# Given information
[Start]
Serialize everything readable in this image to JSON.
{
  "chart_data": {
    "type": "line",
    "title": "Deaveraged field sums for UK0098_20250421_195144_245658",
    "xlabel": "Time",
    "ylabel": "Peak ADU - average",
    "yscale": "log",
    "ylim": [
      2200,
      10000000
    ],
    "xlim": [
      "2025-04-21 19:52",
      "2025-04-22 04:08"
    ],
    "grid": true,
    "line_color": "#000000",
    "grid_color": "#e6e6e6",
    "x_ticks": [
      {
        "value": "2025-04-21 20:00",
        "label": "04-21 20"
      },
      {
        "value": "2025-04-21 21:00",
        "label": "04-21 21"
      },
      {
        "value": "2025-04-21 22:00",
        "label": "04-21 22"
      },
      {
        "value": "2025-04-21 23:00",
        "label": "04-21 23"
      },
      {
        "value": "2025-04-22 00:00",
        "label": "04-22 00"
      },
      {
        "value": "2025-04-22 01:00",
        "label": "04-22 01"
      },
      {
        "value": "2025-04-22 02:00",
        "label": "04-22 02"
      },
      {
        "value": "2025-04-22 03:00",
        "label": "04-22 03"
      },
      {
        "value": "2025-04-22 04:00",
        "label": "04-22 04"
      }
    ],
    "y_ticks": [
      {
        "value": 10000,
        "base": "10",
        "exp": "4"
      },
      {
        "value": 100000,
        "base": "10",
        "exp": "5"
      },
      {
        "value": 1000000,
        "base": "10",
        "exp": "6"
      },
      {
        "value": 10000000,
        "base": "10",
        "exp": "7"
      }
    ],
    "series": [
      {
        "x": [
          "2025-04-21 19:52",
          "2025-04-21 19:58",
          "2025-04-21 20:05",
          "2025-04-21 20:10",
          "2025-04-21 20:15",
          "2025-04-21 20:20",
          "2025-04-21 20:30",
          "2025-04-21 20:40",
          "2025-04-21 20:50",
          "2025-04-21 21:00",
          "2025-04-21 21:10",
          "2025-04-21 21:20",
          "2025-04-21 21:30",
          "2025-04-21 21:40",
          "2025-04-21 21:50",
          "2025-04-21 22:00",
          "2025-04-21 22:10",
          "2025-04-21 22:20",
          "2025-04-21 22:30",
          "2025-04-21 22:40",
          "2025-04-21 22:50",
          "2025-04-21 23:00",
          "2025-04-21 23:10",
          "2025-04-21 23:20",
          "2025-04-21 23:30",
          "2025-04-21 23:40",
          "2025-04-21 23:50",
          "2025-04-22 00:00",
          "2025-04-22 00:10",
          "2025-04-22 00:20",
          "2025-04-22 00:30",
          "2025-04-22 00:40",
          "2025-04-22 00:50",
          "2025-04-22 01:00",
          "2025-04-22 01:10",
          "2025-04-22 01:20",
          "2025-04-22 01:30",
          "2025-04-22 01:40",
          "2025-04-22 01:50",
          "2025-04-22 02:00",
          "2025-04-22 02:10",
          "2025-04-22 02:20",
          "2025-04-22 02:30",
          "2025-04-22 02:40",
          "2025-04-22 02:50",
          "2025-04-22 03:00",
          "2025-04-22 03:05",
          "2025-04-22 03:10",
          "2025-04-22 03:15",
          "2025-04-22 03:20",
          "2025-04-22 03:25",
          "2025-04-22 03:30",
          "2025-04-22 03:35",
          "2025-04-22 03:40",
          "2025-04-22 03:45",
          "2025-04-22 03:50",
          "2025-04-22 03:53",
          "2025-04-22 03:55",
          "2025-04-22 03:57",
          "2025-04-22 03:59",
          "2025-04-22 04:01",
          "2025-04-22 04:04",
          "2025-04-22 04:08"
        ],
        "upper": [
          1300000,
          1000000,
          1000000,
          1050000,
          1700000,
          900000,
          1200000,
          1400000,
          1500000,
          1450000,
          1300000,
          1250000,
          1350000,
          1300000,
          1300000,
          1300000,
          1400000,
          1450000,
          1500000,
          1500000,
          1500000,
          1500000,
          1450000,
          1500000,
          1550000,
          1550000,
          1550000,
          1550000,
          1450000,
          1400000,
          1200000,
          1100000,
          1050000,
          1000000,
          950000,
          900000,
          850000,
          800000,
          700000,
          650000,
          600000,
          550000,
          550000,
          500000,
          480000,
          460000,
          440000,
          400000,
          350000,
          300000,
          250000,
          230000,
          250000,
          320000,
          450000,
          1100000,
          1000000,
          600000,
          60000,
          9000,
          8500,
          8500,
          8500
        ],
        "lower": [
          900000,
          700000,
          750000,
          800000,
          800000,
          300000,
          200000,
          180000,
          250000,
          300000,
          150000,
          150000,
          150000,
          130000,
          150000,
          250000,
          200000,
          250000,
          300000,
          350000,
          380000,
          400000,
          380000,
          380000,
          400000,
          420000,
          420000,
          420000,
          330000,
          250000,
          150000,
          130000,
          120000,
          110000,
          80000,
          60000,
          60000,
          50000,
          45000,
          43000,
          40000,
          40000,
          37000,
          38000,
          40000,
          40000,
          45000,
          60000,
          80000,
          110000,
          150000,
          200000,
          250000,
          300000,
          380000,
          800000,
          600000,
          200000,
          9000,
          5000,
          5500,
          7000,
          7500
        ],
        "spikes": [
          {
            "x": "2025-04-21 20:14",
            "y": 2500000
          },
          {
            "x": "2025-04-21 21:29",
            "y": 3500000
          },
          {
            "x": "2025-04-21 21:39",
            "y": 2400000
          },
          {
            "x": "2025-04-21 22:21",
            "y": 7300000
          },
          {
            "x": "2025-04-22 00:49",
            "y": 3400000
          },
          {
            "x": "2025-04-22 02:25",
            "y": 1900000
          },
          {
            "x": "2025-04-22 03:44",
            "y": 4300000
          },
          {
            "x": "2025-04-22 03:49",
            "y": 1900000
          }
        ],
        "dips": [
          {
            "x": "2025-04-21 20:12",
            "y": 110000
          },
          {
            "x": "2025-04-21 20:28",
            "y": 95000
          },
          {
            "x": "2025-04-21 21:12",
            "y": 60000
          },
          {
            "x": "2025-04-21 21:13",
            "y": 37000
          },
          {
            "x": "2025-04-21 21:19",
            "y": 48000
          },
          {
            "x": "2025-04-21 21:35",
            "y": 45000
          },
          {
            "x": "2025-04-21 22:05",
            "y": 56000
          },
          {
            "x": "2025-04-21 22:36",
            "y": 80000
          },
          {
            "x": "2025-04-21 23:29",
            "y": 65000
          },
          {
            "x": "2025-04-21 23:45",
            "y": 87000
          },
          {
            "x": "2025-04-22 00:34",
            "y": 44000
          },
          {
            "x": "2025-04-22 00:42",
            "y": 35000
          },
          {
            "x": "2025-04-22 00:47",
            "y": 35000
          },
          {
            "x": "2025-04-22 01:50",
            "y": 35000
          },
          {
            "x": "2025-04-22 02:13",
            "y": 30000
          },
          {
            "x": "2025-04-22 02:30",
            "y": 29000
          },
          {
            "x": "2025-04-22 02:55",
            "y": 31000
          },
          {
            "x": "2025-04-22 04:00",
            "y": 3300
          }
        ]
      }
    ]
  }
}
[End]
Write out every record verbatim.

# Completed task
Serialize everything readable in this image to JSON.
{
  "chart_data": {
    "type": "line",
    "title": "Deaveraged field sums for UK0098_20250421_195144_245658",
    "xlabel": "Time",
    "ylabel": "Peak ADU - average",
    "yscale": "log",
    "ylim": [
      2200,
      10000000
    ],
    "xlim": [
      "2025-04-21 19:52",
      "2025-04-22 04:08"
    ],
    "grid": true,
    "line_color": "#000000",
    "grid_color": "#e6e6e6",
    "x_ticks": [
      {
        "value": "2025-04-21 20:00",
        "label": "04-21 20"
      },
      {
        "value": "2025-04-21 21:00",
        "label": "04-21 21"
      },
      {
        "value": "2025-04-21 22:00",
        "label": "04-21 22"
      },
      {
        "value": "2025-04-21 23:00",
        "label": "04-21 23"
      },
      {
        "value": "2025-04-22 00:00",
        "label": "04-22 00"
      },
      {
        "value": "2025-04-22 01:00",
        "label": "04-22 01"
      },
      {
        "value": "2025-04-22 02:00",
        "label": "04-22 02"
      },
      {
        "value": "2025-04-22 03:00",
        "label": "04-22 03"
      },
      {
        "value": "2025-04-22 04:00",
        "label": "04-22 04"
      }
    ],
    "y_ticks": [
      {
        "value": 10000,
        "base": "10",
        "exp": "4"
      },
      {
        "value": 100000,
        "base": "10",
        "exp": "5"
      },
      {
        "value": 1000000,
        "base": "10",
        "exp": "6"
      },
      {
        "value": 10000000,
        "base": "10",
        "exp": "7"
      }
    ],
    "series": [
      {
        "x": [
          "2025-04-21 19:52",
          "2025-04-21 19:58",
          "2025-04-21 20:05",
          "2025-04-21 20:10",
          "2025-04-21 20:15",
          "2025-04-21 20:20",
          "2025-04-21 20:30",
          "2025-04-21 20:40",
          "2025-04-21 20:50",
          "2025-04-21 21:00",
          "2025-04-21 21:10",
          "2025-04-21 21:20",
          "2025-04-21 21:30",
          "2025-04-21 21:40",
          "2025-04-21 21:50",
          "2025-04-21 22:00",
          "2025-04-21 22:10",
          "2025-04-21 22:20",
          "2025-04-21 22:30",
          "2025-04-21 22:40",
          "2025-04-21 22:50",
          "2025-04-21 23:00",
          "2025-04-21 23:10",
          "2025-04-21 23:20",
          "2025-04-21 23:30",
          "2025-04-21 23:40",
          "2025-04-21 23:50",
          "2025-04-22 00:00",
          "2025-04-22 00:10",
          "2025-04-22 00:20",
          "2025-04-22 00:30",
          "2025-04-22 00:40",
          "2025-04-22 00:50",
          "2025-04-22 01:00",
          "2025-04-22 01:10",
          "2025-04-22 01:20",
          "2025-04-22 01:30",
          "2025-04-22 01:40",
          "2025-04-22 01:50",
          "2025-04-22 02:00",
          "2025-04-22 02:10",
          "2025-04-22 02:20",
          "2025-04-22 02:30",
          "2025-04-22 02:40",
          "2025-04-22 02:50",
          "2025-04-22 03:00",
          "2025-04-22 03:05",
          "2025-04-22 03:10",
          "2025-04-22 03:15",
          "2025-04-22 03:20",
          "2025-04-22 03:25",
          "2025-04-22 03:30",
          "2025-04-22 03:35",
          "2025-04-22 03:40",
          "2025-04-22 03:45",
          "2025-04-22 03:50",
          "2025-04-22 03:53",
          "2025-04-22 03:55",
          "2025-04-22 03:57",
          "2025-04-22 03:59",
          "2025-04-22 04:01",
          "2025-04-22 04:04",
          "2025-04-22 04:08"
        ],
        "upper": [
          1300000,
          1000000,
          1000000,
          1050000,
          1700000,
          900000,
          1200000,
          1400000,
          1500000,
          1450000,
          1300000,
          1250000,
          1350000,
          1300000,
          1300000,
          1300000,
          1400000,
          1450000,
          1500000,
          1500000,
          1500000,
          1500000,
          1450000,
          1500000,
          1550000,
          1550000,
          1550000,
          1550000,
          1450000,
          1400000,
          1200000,
          1100000,
          1050000,
          1000000,
          950000,
          900000,
          850000,
          800000,
          700000,
          650000,
          600000,
          550000,
          550000,
          500000,
          480000,
          460000,
          440000,
          400000,
          350000,
          300000,
          250000,
          230000,
          250000,
          320000,
          450000,
          1100000,
          1000000,
          600000,
          60000,
          9000,
          8500,
          8500,
          8500
        ],
        "lower": [
          900000,
          700000,
          750000,
          800000,
          800000,
          300000,
          200000,
          180000,
          250000,
          300000,
          150000,
          150000,
          150000,
          130000,
          150000,
          250000,
          200000,
          250000,
          300000,
          350000,
          380000,
          400000,
          380000,
          380000,
          400000,
          420000,
          420000,
          420000,
          330000,
          250000,
          150000,
          130000,
          120000,
          110000,
          80000,
          60000,
          60000,
          50000,
          45000,
          43000,
          40000,
          40000,
          37000,
          38000,
          40000,
          40000,
          45000,
          60000,
          80000,
          110000,
          150000,
          200000,
          250000,
          300000,
          380000,
          800000,
          600000,
          200000,
          9000,
          5000,
          5500,
          7000,
          7500
        ],
        "spikes": [
          {
            "x": "2025-04-21 20:14",
            "y": 2500000
          },
          {
            "x": "2025-04-21 21:29",
            "y": 3500000
          },
          {
            "x": "2025-04-21 21:39",
            "y": 2400000
          },
          {
            "x": "2025-04-21 22:21",
            "y": 7300000
          },
          {
            "x": "2025-04-22 00:49",
            "y": 3400000
          },
          {
            "x": "2025-04-22 02:25",
            "y": 1900000
          },
          {
            "x": "2025-04-22 03:44",
            "y": 4300000
          },
          {
            "x": "2025-04-22 03:49",
            "y": 1900000
          }
        ],
        "dips": [
          {
            "x": "2025-04-21 20:12",
            "y": 110000
          },
          {
            "x": "2025-04-21 20:28",
            "y": 95000
          },
          {
            "x": "2025-04-21 21:12",
            "y": 60000
          },
          {
            "x": "2025-04-21 21:13",
            "y": 37000
          },
          {
            "x": "2025-04-21 21:19",
            "y": 48000
          },
          {
            "x": "2025-04-21 21:35",
            "y": 45000
          },
          {
            "x": "2025-04-21 22:05",
            "y": 56000
          },
          {
            "x": "2025-04-21 22:36",
            "y": 80000
          },
          {
            "x": "2025-04-21 23:29",
            "y": 65000
          },
          {
            "x": "2025-04-21 23:45",
            "y": 87000
          },
          {
            "x": "2025-04-22 00:34",
            "y": 44000
          },
          {
            "x": "2025-04-22 00:42",
            "y": 35000
          },
          {
            "x": "2025-04-22 00:47",
            "y": 35000
          },
          {
            "x": "2025-04-22 01:50",
            "y": 35000
          },
          {
            "x": "2025-04-22 02:13",
            "y": 30000
          },
          {
            "x": "2025-04-22 02:30",
            "y": 29000
          },
          {
            "x": "2025-04-22 02:55",
            "y": 31000
          },
          {
            "x": "2025-04-22 04:00",
            "y": 3300
          }
        ]
      }
    ]
  }
}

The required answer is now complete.